** START Records for processing **

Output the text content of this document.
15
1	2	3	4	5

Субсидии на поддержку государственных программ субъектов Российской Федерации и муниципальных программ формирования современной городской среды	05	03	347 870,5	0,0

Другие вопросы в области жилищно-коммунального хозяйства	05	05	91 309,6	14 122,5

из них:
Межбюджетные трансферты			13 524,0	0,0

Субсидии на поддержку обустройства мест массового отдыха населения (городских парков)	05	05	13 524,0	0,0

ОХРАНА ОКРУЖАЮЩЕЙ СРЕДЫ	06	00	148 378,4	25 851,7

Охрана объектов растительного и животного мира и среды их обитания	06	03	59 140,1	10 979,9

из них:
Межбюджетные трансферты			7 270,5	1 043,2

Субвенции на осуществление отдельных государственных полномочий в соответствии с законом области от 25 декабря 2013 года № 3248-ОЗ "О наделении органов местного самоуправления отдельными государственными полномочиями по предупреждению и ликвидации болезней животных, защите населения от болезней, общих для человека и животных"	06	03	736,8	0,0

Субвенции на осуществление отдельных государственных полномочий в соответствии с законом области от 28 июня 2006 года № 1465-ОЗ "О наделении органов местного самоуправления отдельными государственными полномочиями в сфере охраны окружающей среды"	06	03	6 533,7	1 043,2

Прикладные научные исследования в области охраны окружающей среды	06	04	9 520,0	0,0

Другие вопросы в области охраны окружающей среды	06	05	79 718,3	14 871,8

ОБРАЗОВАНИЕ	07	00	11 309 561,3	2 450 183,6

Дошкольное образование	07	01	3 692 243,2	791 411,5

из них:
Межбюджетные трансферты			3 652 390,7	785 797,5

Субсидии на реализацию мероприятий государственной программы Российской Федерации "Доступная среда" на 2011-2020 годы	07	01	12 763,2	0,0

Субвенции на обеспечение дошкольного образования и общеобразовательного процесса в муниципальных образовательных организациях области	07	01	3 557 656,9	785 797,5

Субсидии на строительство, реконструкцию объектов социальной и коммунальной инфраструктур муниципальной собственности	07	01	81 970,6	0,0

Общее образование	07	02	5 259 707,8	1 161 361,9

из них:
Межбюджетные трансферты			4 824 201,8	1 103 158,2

** END Records for processing **

Exactly reproduce every line found in the records.

Output the text content of this document.
15
1	2	3	4	5

Субсидии на поддержку государственных программ субъектов Российской Федерации и муниципальных программ формирования современной городской среды	05	03	347 870,5	0,0

Другие вопросы в области жилищно-коммунального хозяйства	05	05	91 309,6	14 122,5

из них:
Межбюджетные трансферты			13 524,0	0,0

Субсидии на поддержку обустройства мест массового отдыха населения (городских парков)	05	05	13 524,0	0,0

ОХРАНА ОКРУЖАЮЩЕЙ СРЕДЫ	06	00	148 378,4	25 851,7

Охрана объектов растительного и животного мира и среды их обитания	06	03	59 140,1	10 979,9

из них:
Межбюджетные трансферты			7 270,5	1 043,2

Субвенции на осуществление отдельных государственных полномочий в соответствии с законом области от 25 декабря 2013 года № 3248-ОЗ "О наделении органов местного самоуправления отдельными государственными полномочиями по предупреждению и ликвидации болезней животных, защите населения от болезней, общих для человека и животных"	06	03	736,8	0,0

Субвенции на осуществление отдельных государственных полномочий в соответствии с законом области от 28 июня 2006 года № 1465-ОЗ "О наделении органов местного самоуправления отдельными государственными полномочиями в сфере охраны окружающей среды"	06	03	6 533,7	1 043,2

Прикладные научные исследования в области охраны окружающей среды	06	04	9 520,0	0,0

Другие вопросы в области охраны окружающей среды	06	05	79 718,3	14 871,8

ОБРАЗОВАНИЕ	07	00	11 309 561,3	2 450 183,6

Дошкольное образование	07	01	3 692 243,2	791 411,5

из них:
Межбюджетные трансферты			3 652 390,7	785 797,5

Субсидии на реализацию мероприятий государственной программы Российской Федерации "Доступная среда" на 2011-2020 годы	07	01	12 763,2	0,0

Субвенции на обеспечение дошкольного образования и общеобразовательного процесса в муниципальных образовательных организациях области	07	01	3 557 656,9	785 797,5

Субсидии на строительство, реконструкцию объектов социальной и коммунальной инфраструктур муниципальной собственности	07	01	81 970,6	0,0

Общее образование	07	02	5 259 707,8	1 161 361,9

из них:
Межбюджетные трансферты			4 824 201,8	1 103 158,2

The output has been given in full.